(begin)
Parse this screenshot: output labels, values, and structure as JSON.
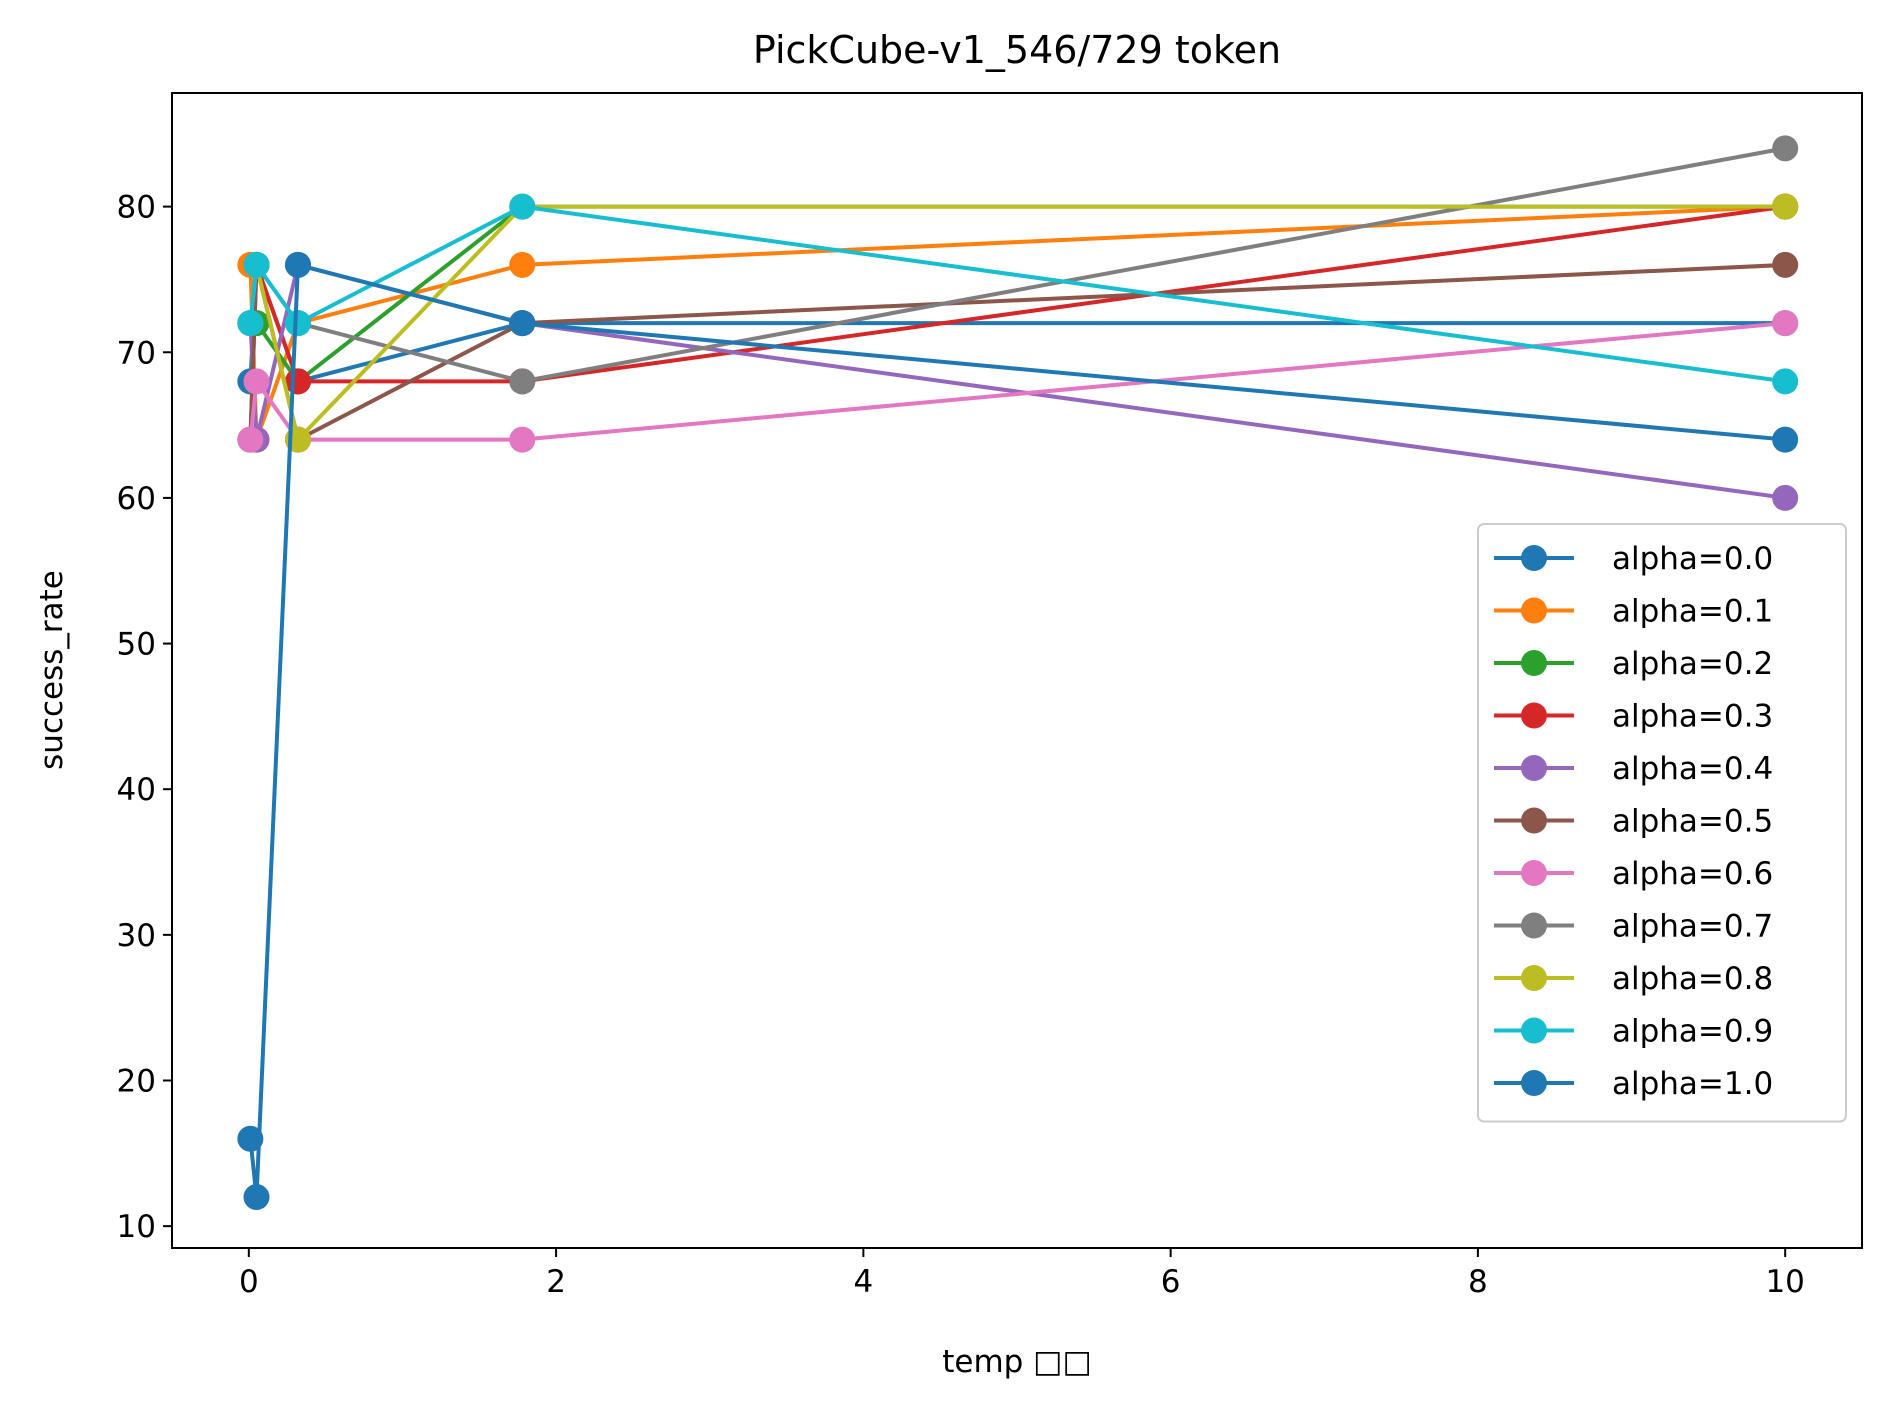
{
  "chart_data": {
    "type": "line",
    "title": "PickCube-v1_546/729 token",
    "xlabel": "temp □□",
    "ylabel": "success_rate",
    "xlim": [
      -0.5,
      10.5
    ],
    "ylim": [
      8.5,
      87.8
    ],
    "x_ticks": [
      0,
      2,
      4,
      6,
      8,
      10
    ],
    "y_ticks": [
      10,
      20,
      30,
      40,
      50,
      60,
      70,
      80
    ],
    "grid": false,
    "legend_position": "lower right",
    "x": [
      0.01,
      0.05,
      0.32,
      1.78,
      10
    ],
    "series": [
      {
        "name": "alpha=0.0",
        "color": "#1f77b4",
        "values": [
          68,
          76,
          68,
          72,
          72
        ]
      },
      {
        "name": "alpha=0.1",
        "color": "#ff7f0e",
        "values": [
          76,
          64,
          72,
          76,
          80
        ]
      },
      {
        "name": "alpha=0.2",
        "color": "#2ca02c",
        "values": [
          72,
          72,
          68,
          80,
          80
        ]
      },
      {
        "name": "alpha=0.3",
        "color": "#d62728",
        "values": [
          64,
          76,
          68,
          68,
          80
        ]
      },
      {
        "name": "alpha=0.4",
        "color": "#9467bd",
        "values": [
          72,
          64,
          76,
          72,
          60
        ]
      },
      {
        "name": "alpha=0.5",
        "color": "#8c564b",
        "values": [
          64,
          76,
          64,
          72,
          76
        ]
      },
      {
        "name": "alpha=0.6",
        "color": "#e377c2",
        "values": [
          64,
          68,
          64,
          64,
          72
        ]
      },
      {
        "name": "alpha=0.7",
        "color": "#7f7f7f",
        "values": [
          72,
          76,
          72,
          68,
          84
        ]
      },
      {
        "name": "alpha=0.8",
        "color": "#bcbd22",
        "values": [
          72,
          76,
          64,
          80,
          80
        ]
      },
      {
        "name": "alpha=0.9",
        "color": "#17becf",
        "values": [
          72,
          76,
          72,
          80,
          68
        ]
      },
      {
        "name": "alpha=1.0",
        "color": "#1f77b4",
        "values": [
          16,
          12,
          76,
          72,
          64
        ]
      }
    ]
  }
}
(end)
▶ _Task objective_:
Give the data above again in full and unchanged, skipping the pictures.

▶ _Completed exercise_:
Parse this screenshot: output labels, values, and structure as JSON.
{
  "chart_data": {
    "type": "line",
    "title": "PickCube-v1_546/729 token",
    "xlabel": "temp □□",
    "ylabel": "success_rate",
    "xlim": [
      -0.5,
      10.5
    ],
    "ylim": [
      8.5,
      87.8
    ],
    "x_ticks": [
      0,
      2,
      4,
      6,
      8,
      10
    ],
    "y_ticks": [
      10,
      20,
      30,
      40,
      50,
      60,
      70,
      80
    ],
    "grid": false,
    "legend_position": "lower right",
    "x": [
      0.01,
      0.05,
      0.32,
      1.78,
      10
    ],
    "series": [
      {
        "name": "alpha=0.0",
        "color": "#1f77b4",
        "values": [
          68,
          76,
          68,
          72,
          72
        ]
      },
      {
        "name": "alpha=0.1",
        "color": "#ff7f0e",
        "values": [
          76,
          64,
          72,
          76,
          80
        ]
      },
      {
        "name": "alpha=0.2",
        "color": "#2ca02c",
        "values": [
          72,
          72,
          68,
          80,
          80
        ]
      },
      {
        "name": "alpha=0.3",
        "color": "#d62728",
        "values": [
          64,
          76,
          68,
          68,
          80
        ]
      },
      {
        "name": "alpha=0.4",
        "color": "#9467bd",
        "values": [
          72,
          64,
          76,
          72,
          60
        ]
      },
      {
        "name": "alpha=0.5",
        "color": "#8c564b",
        "values": [
          64,
          76,
          64,
          72,
          76
        ]
      },
      {
        "name": "alpha=0.6",
        "color": "#e377c2",
        "values": [
          64,
          68,
          64,
          64,
          72
        ]
      },
      {
        "name": "alpha=0.7",
        "color": "#7f7f7f",
        "values": [
          72,
          76,
          72,
          68,
          84
        ]
      },
      {
        "name": "alpha=0.8",
        "color": "#bcbd22",
        "values": [
          72,
          76,
          64,
          80,
          80
        ]
      },
      {
        "name": "alpha=0.9",
        "color": "#17becf",
        "values": [
          72,
          76,
          72,
          80,
          68
        ]
      },
      {
        "name": "alpha=1.0",
        "color": "#1f77b4",
        "values": [
          16,
          12,
          76,
          72,
          64
        ]
      }
    ]
  }
}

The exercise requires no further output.